## WHAT YOU SHOULD DO
Among the entries below, find how many lines carry the word "Permissions" and state only that figure.

## INPUT DATA
--- begin ---
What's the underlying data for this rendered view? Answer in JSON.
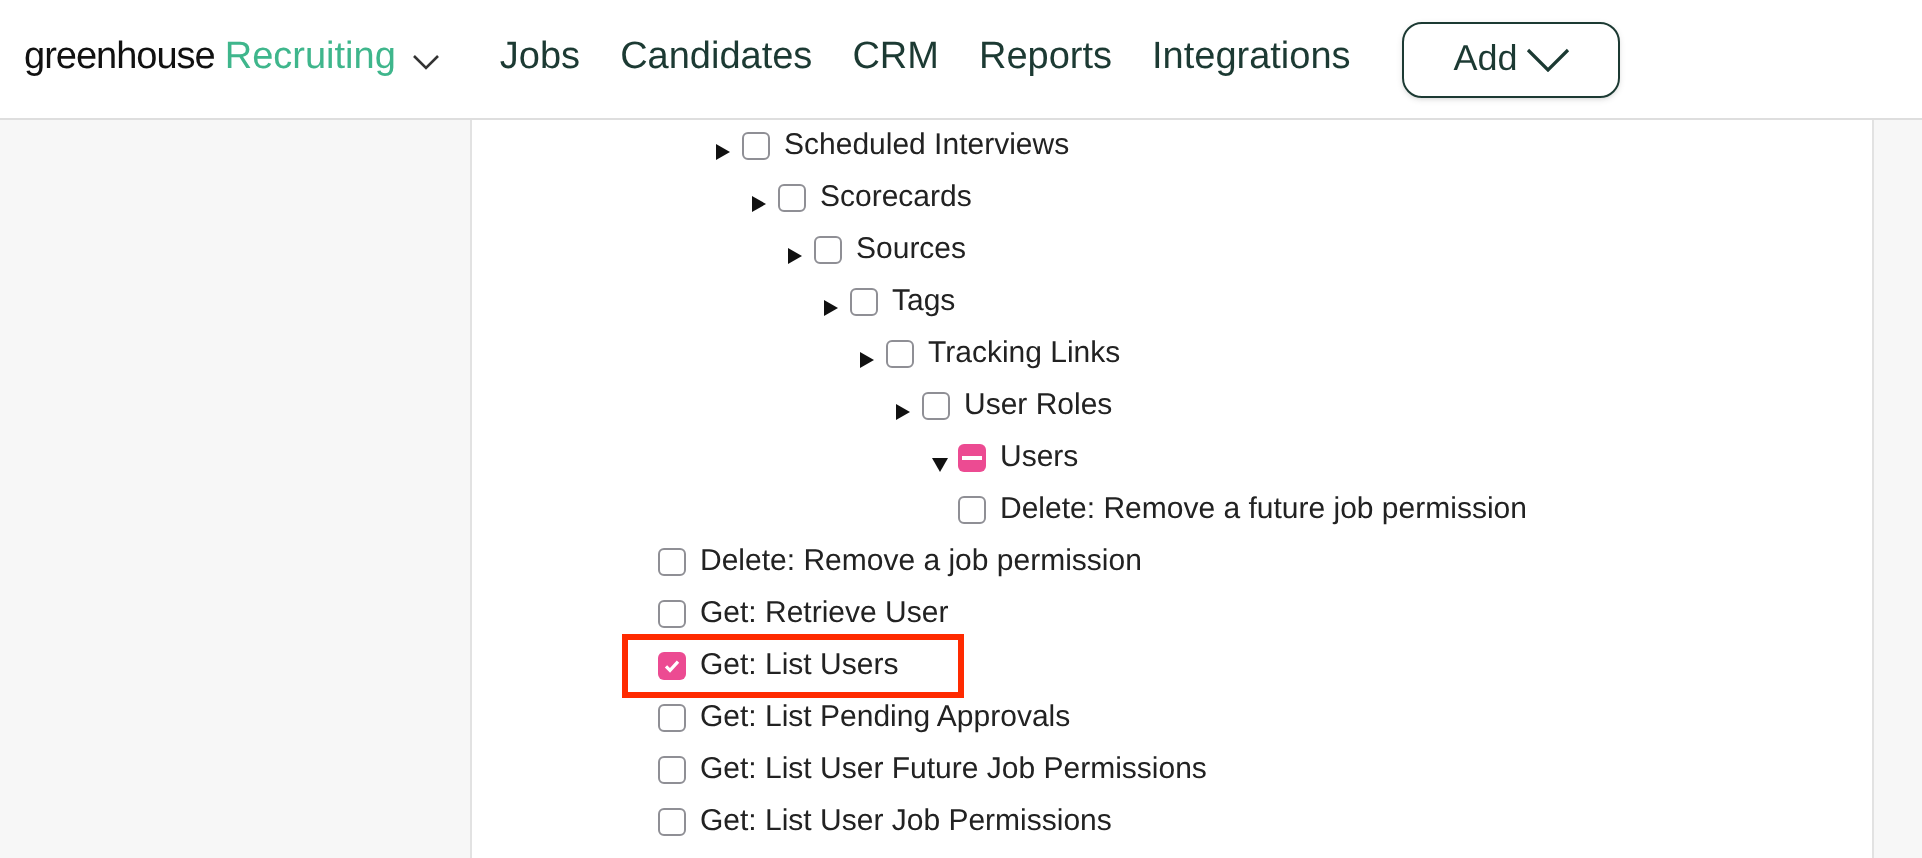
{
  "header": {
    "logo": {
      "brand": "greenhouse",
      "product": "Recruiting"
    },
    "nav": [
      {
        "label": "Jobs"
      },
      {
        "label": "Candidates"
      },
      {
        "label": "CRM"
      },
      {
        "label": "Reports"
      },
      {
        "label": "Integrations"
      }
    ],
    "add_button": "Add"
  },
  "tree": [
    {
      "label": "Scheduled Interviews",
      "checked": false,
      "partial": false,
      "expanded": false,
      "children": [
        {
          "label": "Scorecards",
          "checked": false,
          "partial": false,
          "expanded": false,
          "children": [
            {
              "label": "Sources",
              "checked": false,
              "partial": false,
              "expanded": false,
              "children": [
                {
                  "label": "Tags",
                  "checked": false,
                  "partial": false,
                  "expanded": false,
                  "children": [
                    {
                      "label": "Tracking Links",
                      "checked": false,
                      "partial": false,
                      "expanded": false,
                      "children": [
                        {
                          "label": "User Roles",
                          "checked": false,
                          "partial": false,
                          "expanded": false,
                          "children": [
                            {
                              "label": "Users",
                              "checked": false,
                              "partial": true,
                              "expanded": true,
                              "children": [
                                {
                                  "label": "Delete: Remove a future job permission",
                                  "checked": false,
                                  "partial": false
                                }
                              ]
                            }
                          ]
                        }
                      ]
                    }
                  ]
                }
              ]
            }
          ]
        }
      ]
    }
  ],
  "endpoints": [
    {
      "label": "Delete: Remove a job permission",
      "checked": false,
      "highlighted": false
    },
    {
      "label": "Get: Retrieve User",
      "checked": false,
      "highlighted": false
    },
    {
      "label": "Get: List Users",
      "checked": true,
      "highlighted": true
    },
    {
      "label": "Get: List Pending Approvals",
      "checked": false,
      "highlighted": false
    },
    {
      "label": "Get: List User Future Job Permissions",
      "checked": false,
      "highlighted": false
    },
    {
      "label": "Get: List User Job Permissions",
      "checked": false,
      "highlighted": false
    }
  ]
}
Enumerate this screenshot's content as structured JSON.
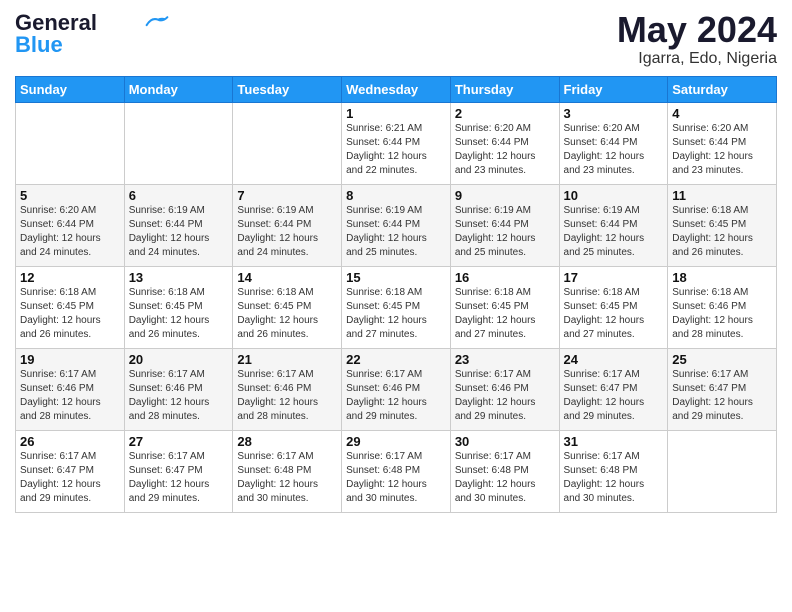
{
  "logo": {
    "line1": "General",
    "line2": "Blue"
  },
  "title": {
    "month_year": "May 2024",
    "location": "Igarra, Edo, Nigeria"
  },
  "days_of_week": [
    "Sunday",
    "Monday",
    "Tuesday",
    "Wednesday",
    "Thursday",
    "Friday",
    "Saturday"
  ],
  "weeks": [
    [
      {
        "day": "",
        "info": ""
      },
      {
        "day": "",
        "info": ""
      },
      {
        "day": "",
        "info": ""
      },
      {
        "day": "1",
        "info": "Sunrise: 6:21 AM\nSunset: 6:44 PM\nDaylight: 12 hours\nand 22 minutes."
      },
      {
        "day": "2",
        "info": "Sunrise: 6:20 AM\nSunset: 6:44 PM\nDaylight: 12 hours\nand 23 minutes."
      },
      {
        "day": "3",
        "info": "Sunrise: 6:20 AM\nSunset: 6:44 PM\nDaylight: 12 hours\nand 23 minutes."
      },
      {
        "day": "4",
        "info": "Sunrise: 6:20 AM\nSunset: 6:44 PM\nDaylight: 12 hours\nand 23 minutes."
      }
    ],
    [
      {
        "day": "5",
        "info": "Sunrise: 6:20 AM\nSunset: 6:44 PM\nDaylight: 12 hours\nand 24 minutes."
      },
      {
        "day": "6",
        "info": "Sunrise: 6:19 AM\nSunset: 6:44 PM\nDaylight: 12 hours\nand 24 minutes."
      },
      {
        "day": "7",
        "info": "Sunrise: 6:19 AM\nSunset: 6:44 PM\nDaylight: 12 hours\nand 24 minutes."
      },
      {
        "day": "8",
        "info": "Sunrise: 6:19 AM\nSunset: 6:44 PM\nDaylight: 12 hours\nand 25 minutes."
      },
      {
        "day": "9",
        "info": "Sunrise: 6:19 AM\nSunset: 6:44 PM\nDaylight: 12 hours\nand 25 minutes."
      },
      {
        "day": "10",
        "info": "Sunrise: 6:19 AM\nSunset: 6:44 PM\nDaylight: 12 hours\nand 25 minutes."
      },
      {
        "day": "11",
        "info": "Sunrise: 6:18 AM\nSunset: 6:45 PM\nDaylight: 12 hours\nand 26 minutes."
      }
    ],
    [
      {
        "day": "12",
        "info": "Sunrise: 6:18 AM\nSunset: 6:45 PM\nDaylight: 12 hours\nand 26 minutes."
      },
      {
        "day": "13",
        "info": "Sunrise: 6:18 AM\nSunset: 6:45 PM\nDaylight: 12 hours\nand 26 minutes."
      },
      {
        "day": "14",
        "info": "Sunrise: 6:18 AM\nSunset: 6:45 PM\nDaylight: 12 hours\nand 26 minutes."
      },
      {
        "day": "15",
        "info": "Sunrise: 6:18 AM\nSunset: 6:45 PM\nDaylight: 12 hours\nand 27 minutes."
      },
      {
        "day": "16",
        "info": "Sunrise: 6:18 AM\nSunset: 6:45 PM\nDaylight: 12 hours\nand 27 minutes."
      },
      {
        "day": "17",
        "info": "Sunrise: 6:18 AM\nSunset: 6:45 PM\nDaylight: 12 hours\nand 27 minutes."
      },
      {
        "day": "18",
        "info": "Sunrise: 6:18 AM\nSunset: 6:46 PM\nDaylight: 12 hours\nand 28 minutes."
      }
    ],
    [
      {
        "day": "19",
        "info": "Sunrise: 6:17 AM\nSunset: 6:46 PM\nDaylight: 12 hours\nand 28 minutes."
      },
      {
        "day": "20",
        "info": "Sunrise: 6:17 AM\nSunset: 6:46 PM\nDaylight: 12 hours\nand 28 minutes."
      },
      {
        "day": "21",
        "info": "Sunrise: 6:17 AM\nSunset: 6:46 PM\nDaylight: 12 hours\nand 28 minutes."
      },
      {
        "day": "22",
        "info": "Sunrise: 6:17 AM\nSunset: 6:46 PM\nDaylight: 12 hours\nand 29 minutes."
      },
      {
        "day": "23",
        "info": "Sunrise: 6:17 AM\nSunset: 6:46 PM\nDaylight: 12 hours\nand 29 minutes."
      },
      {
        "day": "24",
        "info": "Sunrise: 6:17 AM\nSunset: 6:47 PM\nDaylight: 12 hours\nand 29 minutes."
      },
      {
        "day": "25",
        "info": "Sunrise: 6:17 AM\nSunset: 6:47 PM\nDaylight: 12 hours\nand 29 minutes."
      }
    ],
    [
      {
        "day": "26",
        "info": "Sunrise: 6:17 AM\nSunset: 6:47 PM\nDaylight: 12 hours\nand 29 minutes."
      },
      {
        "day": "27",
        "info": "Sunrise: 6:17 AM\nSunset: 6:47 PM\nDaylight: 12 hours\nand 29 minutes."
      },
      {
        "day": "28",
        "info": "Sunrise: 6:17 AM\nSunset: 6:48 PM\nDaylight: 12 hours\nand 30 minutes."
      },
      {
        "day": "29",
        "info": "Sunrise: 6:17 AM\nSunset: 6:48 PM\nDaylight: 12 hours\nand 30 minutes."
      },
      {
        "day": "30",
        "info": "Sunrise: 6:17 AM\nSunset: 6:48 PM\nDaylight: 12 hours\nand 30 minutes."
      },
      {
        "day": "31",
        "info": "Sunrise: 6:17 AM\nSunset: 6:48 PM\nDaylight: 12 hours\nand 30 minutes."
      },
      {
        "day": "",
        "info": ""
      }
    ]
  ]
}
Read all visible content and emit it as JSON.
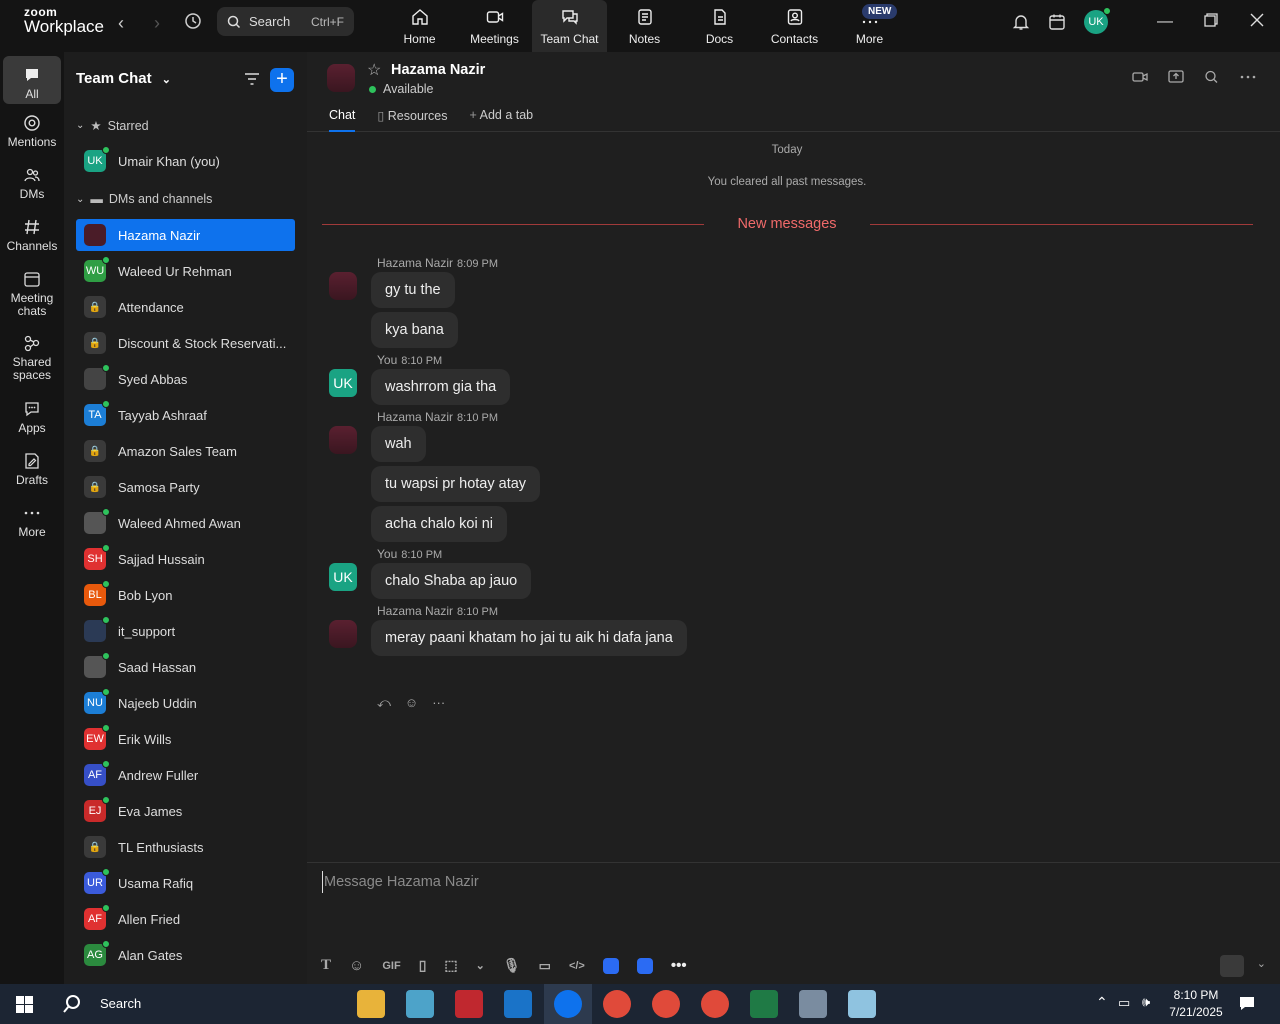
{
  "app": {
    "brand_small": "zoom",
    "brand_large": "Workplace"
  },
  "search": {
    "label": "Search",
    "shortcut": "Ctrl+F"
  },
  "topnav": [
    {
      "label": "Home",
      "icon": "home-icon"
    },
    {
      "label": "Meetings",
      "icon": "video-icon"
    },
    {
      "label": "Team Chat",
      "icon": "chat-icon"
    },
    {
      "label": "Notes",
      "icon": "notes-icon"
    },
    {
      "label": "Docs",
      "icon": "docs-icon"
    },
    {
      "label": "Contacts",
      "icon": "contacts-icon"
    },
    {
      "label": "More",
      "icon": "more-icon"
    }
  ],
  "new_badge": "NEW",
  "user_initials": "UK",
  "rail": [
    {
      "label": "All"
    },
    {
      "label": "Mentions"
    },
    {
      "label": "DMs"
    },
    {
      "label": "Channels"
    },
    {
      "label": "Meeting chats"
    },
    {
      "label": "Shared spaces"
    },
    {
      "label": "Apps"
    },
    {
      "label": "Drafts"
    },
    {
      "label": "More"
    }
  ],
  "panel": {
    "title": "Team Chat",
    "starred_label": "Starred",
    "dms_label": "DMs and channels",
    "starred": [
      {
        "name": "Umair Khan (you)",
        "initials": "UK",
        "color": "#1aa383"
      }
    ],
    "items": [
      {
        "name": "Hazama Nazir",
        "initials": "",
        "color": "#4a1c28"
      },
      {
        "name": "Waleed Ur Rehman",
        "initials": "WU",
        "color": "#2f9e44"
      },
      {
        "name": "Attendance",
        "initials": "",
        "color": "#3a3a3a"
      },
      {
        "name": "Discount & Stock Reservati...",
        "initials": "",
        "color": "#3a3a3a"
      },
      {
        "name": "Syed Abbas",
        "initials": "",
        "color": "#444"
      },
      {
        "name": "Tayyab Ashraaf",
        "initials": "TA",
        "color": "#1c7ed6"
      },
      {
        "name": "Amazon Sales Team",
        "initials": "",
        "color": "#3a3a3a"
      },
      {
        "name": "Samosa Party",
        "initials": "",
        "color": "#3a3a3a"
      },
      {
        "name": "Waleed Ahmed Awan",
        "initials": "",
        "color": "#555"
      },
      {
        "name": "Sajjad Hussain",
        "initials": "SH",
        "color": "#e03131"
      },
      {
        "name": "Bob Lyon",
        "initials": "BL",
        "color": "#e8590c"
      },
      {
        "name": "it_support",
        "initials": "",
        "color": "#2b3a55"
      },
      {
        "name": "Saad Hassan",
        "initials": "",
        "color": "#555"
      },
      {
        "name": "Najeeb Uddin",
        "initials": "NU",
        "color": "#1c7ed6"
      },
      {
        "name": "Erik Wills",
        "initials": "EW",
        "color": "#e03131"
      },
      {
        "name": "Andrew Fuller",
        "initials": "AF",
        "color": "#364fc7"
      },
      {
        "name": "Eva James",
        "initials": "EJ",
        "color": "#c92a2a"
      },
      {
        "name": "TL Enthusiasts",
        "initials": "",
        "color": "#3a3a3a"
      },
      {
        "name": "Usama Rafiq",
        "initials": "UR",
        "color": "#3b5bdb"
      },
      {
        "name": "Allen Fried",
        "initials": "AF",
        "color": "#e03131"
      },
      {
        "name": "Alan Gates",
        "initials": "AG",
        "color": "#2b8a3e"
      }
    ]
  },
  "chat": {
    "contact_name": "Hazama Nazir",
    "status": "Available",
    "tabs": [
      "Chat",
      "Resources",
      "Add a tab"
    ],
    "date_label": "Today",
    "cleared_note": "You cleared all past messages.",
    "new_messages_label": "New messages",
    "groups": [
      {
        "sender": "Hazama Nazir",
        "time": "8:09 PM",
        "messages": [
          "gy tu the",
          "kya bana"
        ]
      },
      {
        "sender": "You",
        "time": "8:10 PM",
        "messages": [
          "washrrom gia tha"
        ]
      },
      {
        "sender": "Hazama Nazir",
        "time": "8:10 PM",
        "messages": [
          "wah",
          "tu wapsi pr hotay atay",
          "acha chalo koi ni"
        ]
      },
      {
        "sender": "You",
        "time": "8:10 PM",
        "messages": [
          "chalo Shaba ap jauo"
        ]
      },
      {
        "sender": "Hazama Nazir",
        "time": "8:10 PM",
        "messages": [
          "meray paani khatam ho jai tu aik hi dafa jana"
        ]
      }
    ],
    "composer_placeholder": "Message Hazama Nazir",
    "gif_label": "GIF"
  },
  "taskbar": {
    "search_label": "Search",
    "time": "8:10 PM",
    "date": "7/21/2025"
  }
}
--- end ---
## RESULT FOR THIS EXERCISE
2